**Task instructions:**
A. In the study text on suboptimal trigger response, rewrite the passage starting with "The forward selection" and going on through "(95% CI 8.7-1395.6).", substituting "backward elimination method" for "forward selection method".
B. According to the study text on suboptimal trigger response, what was the odds ratio of suboptimal response for pre-treatment with a GnRH agonist, and what was its 95% confidence interval?
C. Please carry on the study text on suboptimal trigger response from the point where it stops.
___ Text for analysis
Five patients in the study group and none in the control group were re-triggered with hCG (p=0.005). The median LH levels after the failed retrieval had an inadequate response to the trigger (0.9 IU, 0.65-1.1). The median numbers of oocytes retrieved and matured oocytes post-trigger were 10 (3-17) and 5 (2-14), respectively.

Univariate logistic regression for PT status showed that PT was an independent predictive factor for suboptimal response (p=0.023). Several pre-retrieval variables were identified in the univariate analysis as being significantly different between the groups. These variables include age, duration of stimulation, protocol type, basal and pre-trigger LH values.

Multivariate stepwise logistic regression analysis was performed with suboptimal response as the dependent variable and PT type (divided to ‘GnRH-agonist’ and ‘non GnRH-agonist’ compared to no-PT as reference) and the above-mentioned pre-retrieval variables as the independent variables.

The forward selection method was used to include variables with a p-value <0.05 in the multivariate model. The logistic regression model for suboptimal response was statistically significant: χ2(3) = 27.24, p<0.001 (Table 3). The regression showed that PT was an independent predictive factor for suboptimal response (p=0.001). The OR of suboptimal response for PT with GnRH agonist was 110.29 (95% CI 8.7-1395.6).

Table 3.

Multivariate logistic regression analysis (Step 2 results).

Variable β Wald p OR (95% CI)
Pre-treatment type 13.192 0.001
Non GnRH-agonist PT -15.093 0.00 0.998 0.00
GnRH agonist PT 4.703 13.192 <0.001 110.29 (8.716, 1395.586)
______
___ Extracted data
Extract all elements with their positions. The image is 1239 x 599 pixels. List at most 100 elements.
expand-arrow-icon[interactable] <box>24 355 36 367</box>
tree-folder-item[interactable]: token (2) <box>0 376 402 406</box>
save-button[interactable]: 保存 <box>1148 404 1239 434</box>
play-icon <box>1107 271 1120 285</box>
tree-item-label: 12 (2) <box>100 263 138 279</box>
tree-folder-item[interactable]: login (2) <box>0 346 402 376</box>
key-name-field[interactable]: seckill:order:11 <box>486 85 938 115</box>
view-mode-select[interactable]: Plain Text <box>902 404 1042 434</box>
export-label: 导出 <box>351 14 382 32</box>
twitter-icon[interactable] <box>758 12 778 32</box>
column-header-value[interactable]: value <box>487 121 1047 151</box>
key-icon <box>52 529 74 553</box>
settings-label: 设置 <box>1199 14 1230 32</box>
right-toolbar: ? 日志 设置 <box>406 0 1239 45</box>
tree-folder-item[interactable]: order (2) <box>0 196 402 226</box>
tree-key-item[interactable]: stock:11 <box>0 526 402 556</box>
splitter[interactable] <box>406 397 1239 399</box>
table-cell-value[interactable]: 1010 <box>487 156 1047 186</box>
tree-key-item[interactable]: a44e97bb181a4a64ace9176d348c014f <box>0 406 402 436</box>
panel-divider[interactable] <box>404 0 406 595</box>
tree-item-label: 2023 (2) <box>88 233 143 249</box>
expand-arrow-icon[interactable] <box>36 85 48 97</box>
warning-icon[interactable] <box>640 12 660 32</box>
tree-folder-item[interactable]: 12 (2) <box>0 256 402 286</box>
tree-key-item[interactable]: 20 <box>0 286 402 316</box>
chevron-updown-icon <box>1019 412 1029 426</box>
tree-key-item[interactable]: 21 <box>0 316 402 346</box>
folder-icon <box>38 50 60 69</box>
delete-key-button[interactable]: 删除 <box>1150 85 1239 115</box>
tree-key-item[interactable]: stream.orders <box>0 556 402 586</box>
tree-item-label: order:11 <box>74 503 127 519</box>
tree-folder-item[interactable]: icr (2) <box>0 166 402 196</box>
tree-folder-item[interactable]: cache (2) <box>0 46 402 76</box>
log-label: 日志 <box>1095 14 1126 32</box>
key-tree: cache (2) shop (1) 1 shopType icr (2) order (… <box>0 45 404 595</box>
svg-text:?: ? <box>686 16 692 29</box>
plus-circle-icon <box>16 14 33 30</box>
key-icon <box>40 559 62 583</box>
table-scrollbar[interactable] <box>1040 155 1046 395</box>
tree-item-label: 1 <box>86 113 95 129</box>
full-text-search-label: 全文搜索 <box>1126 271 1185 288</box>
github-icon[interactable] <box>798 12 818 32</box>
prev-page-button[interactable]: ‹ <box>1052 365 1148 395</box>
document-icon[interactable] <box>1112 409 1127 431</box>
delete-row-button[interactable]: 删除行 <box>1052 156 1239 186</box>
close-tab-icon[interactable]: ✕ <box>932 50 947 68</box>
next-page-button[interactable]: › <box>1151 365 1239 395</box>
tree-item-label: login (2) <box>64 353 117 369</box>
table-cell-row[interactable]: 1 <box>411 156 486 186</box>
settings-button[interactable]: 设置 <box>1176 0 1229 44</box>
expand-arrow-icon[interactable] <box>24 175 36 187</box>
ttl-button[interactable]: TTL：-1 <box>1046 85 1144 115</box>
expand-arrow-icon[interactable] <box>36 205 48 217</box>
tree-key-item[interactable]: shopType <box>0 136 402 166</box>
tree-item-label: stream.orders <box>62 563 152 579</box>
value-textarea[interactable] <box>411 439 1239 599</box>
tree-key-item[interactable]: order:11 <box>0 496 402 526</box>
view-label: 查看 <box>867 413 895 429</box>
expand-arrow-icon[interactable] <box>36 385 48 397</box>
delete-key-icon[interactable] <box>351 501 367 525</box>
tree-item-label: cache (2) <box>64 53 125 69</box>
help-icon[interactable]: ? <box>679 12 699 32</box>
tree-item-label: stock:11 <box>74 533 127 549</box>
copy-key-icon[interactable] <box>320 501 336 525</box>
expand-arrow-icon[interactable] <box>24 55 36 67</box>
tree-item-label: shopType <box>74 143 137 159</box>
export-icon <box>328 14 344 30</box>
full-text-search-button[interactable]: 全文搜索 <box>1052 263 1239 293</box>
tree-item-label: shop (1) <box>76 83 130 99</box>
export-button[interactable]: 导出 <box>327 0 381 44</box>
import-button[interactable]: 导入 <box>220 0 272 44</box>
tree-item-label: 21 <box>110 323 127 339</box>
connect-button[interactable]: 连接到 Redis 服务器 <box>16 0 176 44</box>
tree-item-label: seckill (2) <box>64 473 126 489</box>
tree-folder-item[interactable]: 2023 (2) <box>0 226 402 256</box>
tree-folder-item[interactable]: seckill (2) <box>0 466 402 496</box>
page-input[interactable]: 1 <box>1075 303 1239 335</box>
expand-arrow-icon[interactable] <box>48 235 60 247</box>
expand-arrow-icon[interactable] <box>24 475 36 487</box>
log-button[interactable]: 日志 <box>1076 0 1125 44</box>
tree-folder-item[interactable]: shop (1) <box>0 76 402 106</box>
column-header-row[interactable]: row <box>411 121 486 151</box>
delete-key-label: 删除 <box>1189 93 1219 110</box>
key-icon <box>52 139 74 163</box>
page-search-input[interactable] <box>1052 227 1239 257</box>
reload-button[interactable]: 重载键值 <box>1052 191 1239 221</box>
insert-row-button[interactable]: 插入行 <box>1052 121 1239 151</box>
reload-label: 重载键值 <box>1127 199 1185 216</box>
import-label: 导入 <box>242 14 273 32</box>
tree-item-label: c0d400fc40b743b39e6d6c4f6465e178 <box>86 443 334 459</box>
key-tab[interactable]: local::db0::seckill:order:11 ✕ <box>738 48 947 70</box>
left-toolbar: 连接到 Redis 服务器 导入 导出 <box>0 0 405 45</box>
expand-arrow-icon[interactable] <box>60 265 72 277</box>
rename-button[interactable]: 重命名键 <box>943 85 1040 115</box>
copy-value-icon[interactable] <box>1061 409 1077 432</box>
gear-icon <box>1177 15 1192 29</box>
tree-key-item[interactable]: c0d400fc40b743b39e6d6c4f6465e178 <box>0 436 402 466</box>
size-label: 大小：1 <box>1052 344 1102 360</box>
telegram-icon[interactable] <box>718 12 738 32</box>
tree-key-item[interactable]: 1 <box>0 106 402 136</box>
______
**Answers to the exercises:**
A.
The backward elimination method was used to include variables with a p-value <0.05 in the multivariate model. The logistic regression model for suboptimal response was statistically significant: χ2(3) = 27.24, p<0.001 (Table 3). The regression showed that PT was an independent predictive factor for suboptimal response (p=0.001). The OR of suboptimal response for PT with GnRH agonist was 110.29 (95% CI 8.7-1395.6).

B. 110.29, with a 95% CI of 8.7-1395.6.

C.
Duration of stimulation -0.584 3.804 0.051 0.558 (0310, 1.003)
Constant 0.585 0.048 0.826 1.794

β regression coefficient, OR odd ratio.

DISCUSSION

In the present study, we demonstrated that PT with GnRH-agonist in antagonist cycles triggered with an agonist negatively affected response to trigger. Patients under the agonist-antagonist protocol had odds ratios of at least 8.7 for suboptimal response compared to no PT. Using CHC as PT was not associated with such a poor response to trigger.

Pre-treatment in IVF cycles has been suggested in the literature to induce the growth of a homogenous follicular cohort and to optimize mature oocyte yield. Hence, PT is being considered in our IVF unit for patients in whom we anticipate poor response and those who have exhibited asynchronous follicular development in prior cycles. Additionally, it is being considered in PGT patients when biopsy scheduling is needed.

In regards to the agonist-antagonist protocol, two versions of the protocol exist. In one, the GnRH-agonist is given to achieve a flare-up effect (Berger et al., 2004; Berker et al., 2010; Çelik et al., 2015; Yang et al., 2019a) and, in the other, to cause pituitary suppression before stimulation starts (Fisch et al., 2008; Orvieto et al., 2020). The latter is the protocol studied and focused on in our study.

The data in the literature regarding the use of GnRH agonist as PT are scarce. This is the first study to address the outcomes of PT with GnRH agonist in GnRH antagonist cycles with agonist triggering. Comparable to the conventional long protocol, in cases of agonist-antagonist protocol, mid-luteal administration of GnRH-agonist achieves suppression of the physiological secretion of pituitary gonadotropins prior to stimulation. Faber et al. (1998) were the first authors to present a beneficial effect of mid-luteal suppression with agonists on low response patients. Other studies compared pre-stimulation mid-luteal agonist with cases in which an agonist was continued throughout the follicular phase (Dirnfeld et al., 1999; Garcia-Velasco et al., 2000; Simons et al., 2005). Yet, there were no differences in the reproductive outcomes between the groups in a Cochrane review (Siristatidis et al., 2015).

Recently, Orvieto et al. (2020) used the stop GnRH-agonist regimen combined with a GnRH-antagonist protocol in poor responders. Patients received hCG as a trigger for ovulation. The results demonstrated significantly larger numbers of follicles developed, retrieved oocytes and top-quality embryos.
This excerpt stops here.